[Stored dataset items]

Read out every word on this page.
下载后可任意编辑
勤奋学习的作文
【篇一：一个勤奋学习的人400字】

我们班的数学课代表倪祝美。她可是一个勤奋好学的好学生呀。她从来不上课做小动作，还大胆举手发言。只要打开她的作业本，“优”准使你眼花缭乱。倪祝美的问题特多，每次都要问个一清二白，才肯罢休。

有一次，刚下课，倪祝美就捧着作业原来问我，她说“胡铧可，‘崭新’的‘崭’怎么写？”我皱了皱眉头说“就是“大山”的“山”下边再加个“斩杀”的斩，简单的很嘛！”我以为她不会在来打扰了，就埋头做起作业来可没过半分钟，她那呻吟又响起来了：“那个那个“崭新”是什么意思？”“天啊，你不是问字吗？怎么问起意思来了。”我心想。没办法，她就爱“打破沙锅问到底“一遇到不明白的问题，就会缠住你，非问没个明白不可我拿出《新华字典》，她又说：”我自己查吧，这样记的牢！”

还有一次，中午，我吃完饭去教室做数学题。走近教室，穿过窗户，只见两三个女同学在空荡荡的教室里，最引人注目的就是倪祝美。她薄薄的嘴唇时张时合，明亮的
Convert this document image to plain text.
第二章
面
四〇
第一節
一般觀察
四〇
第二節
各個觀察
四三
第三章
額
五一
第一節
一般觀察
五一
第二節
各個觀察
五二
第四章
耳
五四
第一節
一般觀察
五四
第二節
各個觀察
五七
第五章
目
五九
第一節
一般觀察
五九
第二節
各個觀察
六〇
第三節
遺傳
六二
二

Stated problem –
Copy all of the material word for word.

Correct answer –
Read out every word on this page.
下载后可任意编辑
勤奋学习的作文
【篇一：一个勤奋学习的人400字】

我们班的数学课代表倪祝美。她可是一个勤奋好学的好学生呀。她从来不上课做小动作，还大胆举手发言。只要打开她的作业本，“优”准使你眼花缭乱。倪祝美的问题特多，每次都要问个一清二白，才肯罢休。

有一次，刚下课，倪祝美就捧着作业原来问我，她说“胡铧可，‘崭新’的‘崭’怎么写？”我皱了皱眉头说“就是“大山”的“山”下边再加个“斩杀”的斩，简单的很嘛！”我以为她不会在来打扰了，就埋头做起作业来可没过半分钟，她那呻吟又响起来了：“那个那个“崭新”是什么意思？”“天啊，你不是问字吗？怎么问起意思来了。”我心想。没办法，她就爱“打破沙锅问到底“一遇到不明白的问题，就会缠住你，非问没个明白不可我拿出《新华字典》，她又说：”我自己查吧，这样记的牢！”

还有一次，中午，我吃完饭去教室做数学题。走近教室，穿过窗户，只见两三个女同学在空荡荡的教室里，最引人注目的就是倪祝美。她薄薄的嘴唇时张时合，明亮的
Convert this document image to plain text.
第二章
面
四〇
第一節
一般觀察
四〇
第二節
各個觀察
四三
第三章
額
五一
第一節
一般觀察
五一
第二節
各個觀察
五二
第四章
耳
五四
第一節
一般觀察
五四
第二節
各個觀察
五七
第五章
目
五九
第一節
一般觀察
五九
第二節
各個觀察
六〇
第三節
遺傳
六二
二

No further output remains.